• Records for the task
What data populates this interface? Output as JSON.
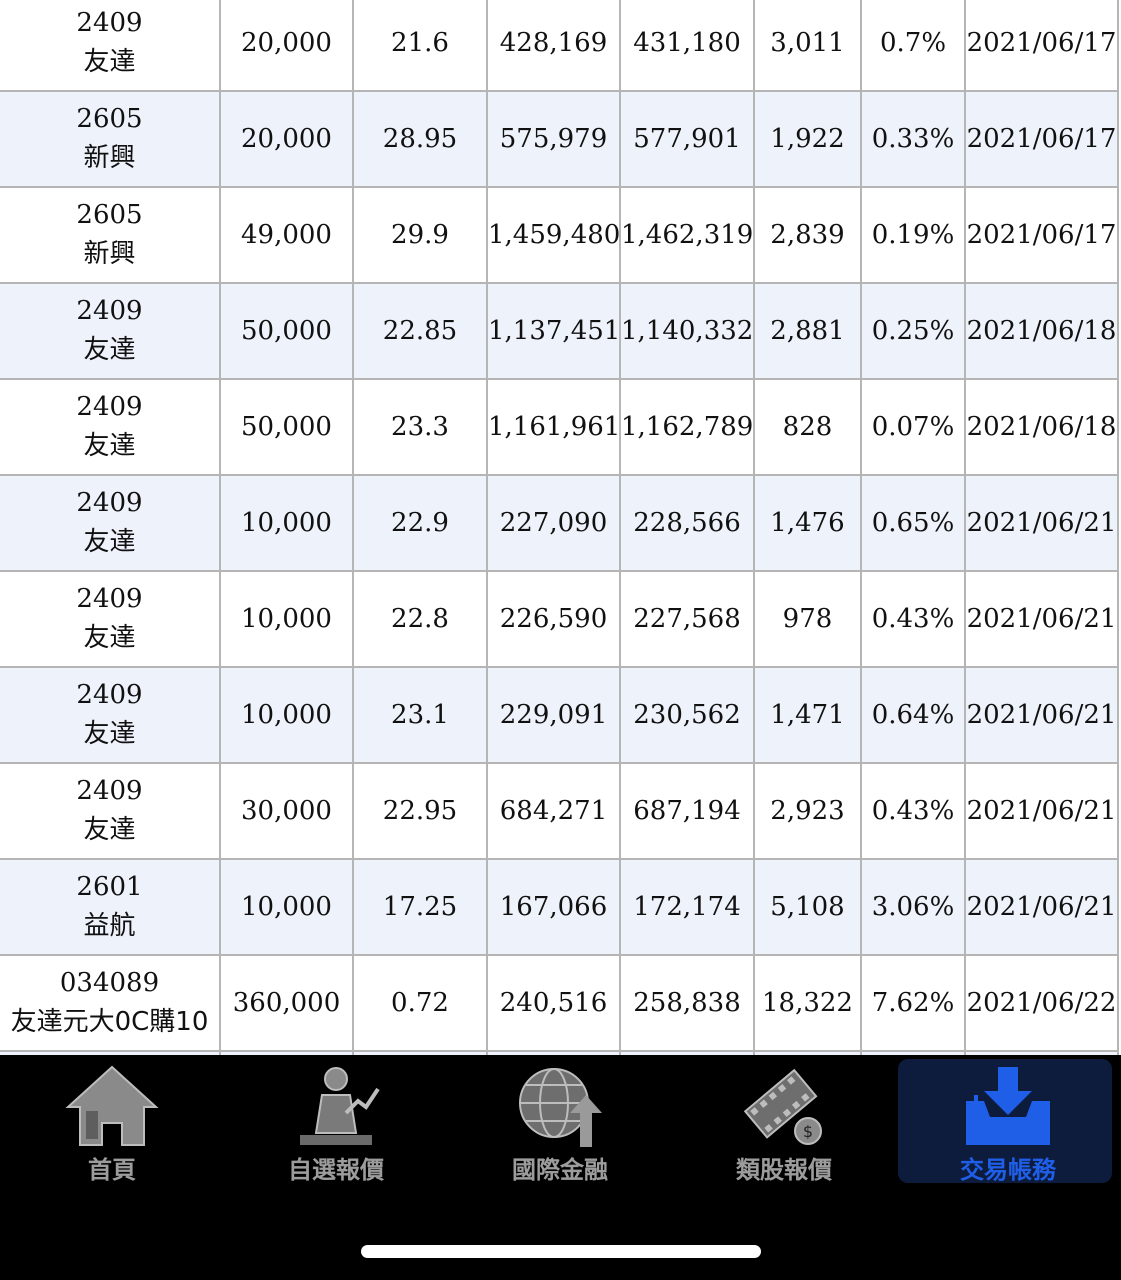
{
  "trades": [
    {
      "code": "2409",
      "name": "友達",
      "shares": "20,000",
      "price": "21.6",
      "cost": "428,169",
      "value": "431,180",
      "profit": "3,011",
      "rate": "0.7%",
      "date": "2021/06/17"
    },
    {
      "code": "2605",
      "name": "新興",
      "shares": "20,000",
      "price": "28.95",
      "cost": "575,979",
      "value": "577,901",
      "profit": "1,922",
      "rate": "0.33%",
      "date": "2021/06/17"
    },
    {
      "code": "2605",
      "name": "新興",
      "shares": "49,000",
      "price": "29.9",
      "cost": "1,459,480",
      "value": "1,462,319",
      "profit": "2,839",
      "rate": "0.19%",
      "date": "2021/06/17"
    },
    {
      "code": "2409",
      "name": "友達",
      "shares": "50,000",
      "price": "22.85",
      "cost": "1,137,451",
      "value": "1,140,332",
      "profit": "2,881",
      "rate": "0.25%",
      "date": "2021/06/18"
    },
    {
      "code": "2409",
      "name": "友達",
      "shares": "50,000",
      "price": "23.3",
      "cost": "1,161,961",
      "value": "1,162,789",
      "profit": "828",
      "rate": "0.07%",
      "date": "2021/06/18"
    },
    {
      "code": "2409",
      "name": "友達",
      "shares": "10,000",
      "price": "22.9",
      "cost": "227,090",
      "value": "228,566",
      "profit": "1,476",
      "rate": "0.65%",
      "date": "2021/06/21"
    },
    {
      "code": "2409",
      "name": "友達",
      "shares": "10,000",
      "price": "22.8",
      "cost": "226,590",
      "value": "227,568",
      "profit": "978",
      "rate": "0.43%",
      "date": "2021/06/21"
    },
    {
      "code": "2409",
      "name": "友達",
      "shares": "10,000",
      "price": "23.1",
      "cost": "229,091",
      "value": "230,562",
      "profit": "1,471",
      "rate": "0.64%",
      "date": "2021/06/21"
    },
    {
      "code": "2409",
      "name": "友達",
      "shares": "30,000",
      "price": "22.95",
      "cost": "684,271",
      "value": "687,194",
      "profit": "2,923",
      "rate": "0.43%",
      "date": "2021/06/21"
    },
    {
      "code": "2601",
      "name": "益航",
      "shares": "10,000",
      "price": "17.25",
      "cost": "167,066",
      "value": "172,174",
      "profit": "5,108",
      "rate": "3.06%",
      "date": "2021/06/21"
    },
    {
      "code": "034089",
      "name": "友達元大0C購10",
      "shares": "360,000",
      "price": "0.72",
      "cost": "240,516",
      "value": "258,838",
      "profit": "18,322",
      "rate": "7.62%",
      "date": "2021/06/22"
    },
    {
      "code": "",
      "name": "",
      "shares": "",
      "price": "",
      "cost": "",
      "value": "",
      "profit": "",
      "rate": "",
      "date": ""
    }
  ],
  "tabbar": {
    "tabs": [
      {
        "label": "首頁",
        "icon": "home-icon"
      },
      {
        "label": "自選報價",
        "icon": "user-chart-icon"
      },
      {
        "label": "國際金融",
        "icon": "globe-upload-icon"
      },
      {
        "label": "類股報價",
        "icon": "film-coin-icon"
      },
      {
        "label": "交易帳務",
        "icon": "tray-download-icon"
      }
    ],
    "active_index": 4
  },
  "colors": {
    "link": "#1c2fd1",
    "profit": "#e0141e",
    "row_alt": "#eef2fb",
    "tab_inactive": "#9c9c9c",
    "tab_active": "#1f5fe8"
  }
}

• Requirements
Reproduce the entries above without change, omitting all pictures.

• Written solution
What data populates this interface? Output as JSON.
{
  "trades": [
    {
      "code": "2409",
      "name": "友達",
      "shares": "20,000",
      "price": "21.6",
      "cost": "428,169",
      "value": "431,180",
      "profit": "3,011",
      "rate": "0.7%",
      "date": "2021/06/17"
    },
    {
      "code": "2605",
      "name": "新興",
      "shares": "20,000",
      "price": "28.95",
      "cost": "575,979",
      "value": "577,901",
      "profit": "1,922",
      "rate": "0.33%",
      "date": "2021/06/17"
    },
    {
      "code": "2605",
      "name": "新興",
      "shares": "49,000",
      "price": "29.9",
      "cost": "1,459,480",
      "value": "1,462,319",
      "profit": "2,839",
      "rate": "0.19%",
      "date": "2021/06/17"
    },
    {
      "code": "2409",
      "name": "友達",
      "shares": "50,000",
      "price": "22.85",
      "cost": "1,137,451",
      "value": "1,140,332",
      "profit": "2,881",
      "rate": "0.25%",
      "date": "2021/06/18"
    },
    {
      "code": "2409",
      "name": "友達",
      "shares": "50,000",
      "price": "23.3",
      "cost": "1,161,961",
      "value": "1,162,789",
      "profit": "828",
      "rate": "0.07%",
      "date": "2021/06/18"
    },
    {
      "code": "2409",
      "name": "友達",
      "shares": "10,000",
      "price": "22.9",
      "cost": "227,090",
      "value": "228,566",
      "profit": "1,476",
      "rate": "0.65%",
      "date": "2021/06/21"
    },
    {
      "code": "2409",
      "name": "友達",
      "shares": "10,000",
      "price": "22.8",
      "cost": "226,590",
      "value": "227,568",
      "profit": "978",
      "rate": "0.43%",
      "date": "2021/06/21"
    },
    {
      "code": "2409",
      "name": "友達",
      "shares": "10,000",
      "price": "23.1",
      "cost": "229,091",
      "value": "230,562",
      "profit": "1,471",
      "rate": "0.64%",
      "date": "2021/06/21"
    },
    {
      "code": "2409",
      "name": "友達",
      "shares": "30,000",
      "price": "22.95",
      "cost": "684,271",
      "value": "687,194",
      "profit": "2,923",
      "rate": "0.43%",
      "date": "2021/06/21"
    },
    {
      "code": "2601",
      "name": "益航",
      "shares": "10,000",
      "price": "17.25",
      "cost": "167,066",
      "value": "172,174",
      "profit": "5,108",
      "rate": "3.06%",
      "date": "2021/06/21"
    },
    {
      "code": "034089",
      "name": "友達元大0C購10",
      "shares": "360,000",
      "price": "0.72",
      "cost": "240,516",
      "value": "258,838",
      "profit": "18,322",
      "rate": "7.62%",
      "date": "2021/06/22"
    },
    {
      "code": "",
      "name": "",
      "shares": "",
      "price": "",
      "cost": "",
      "value": "",
      "profit": "",
      "rate": "",
      "date": ""
    }
  ],
  "tabbar": {
    "tabs": [
      {
        "label": "首頁",
        "icon": "home-icon"
      },
      {
        "label": "自選報價",
        "icon": "user-chart-icon"
      },
      {
        "label": "國際金融",
        "icon": "globe-upload-icon"
      },
      {
        "label": "類股報價",
        "icon": "film-coin-icon"
      },
      {
        "label": "交易帳務",
        "icon": "tray-download-icon"
      }
    ],
    "active_index": 4
  },
  "colors": {
    "link": "#1c2fd1",
    "profit": "#e0141e",
    "row_alt": "#eef2fb",
    "tab_inactive": "#9c9c9c",
    "tab_active": "#1f5fe8"
  }
}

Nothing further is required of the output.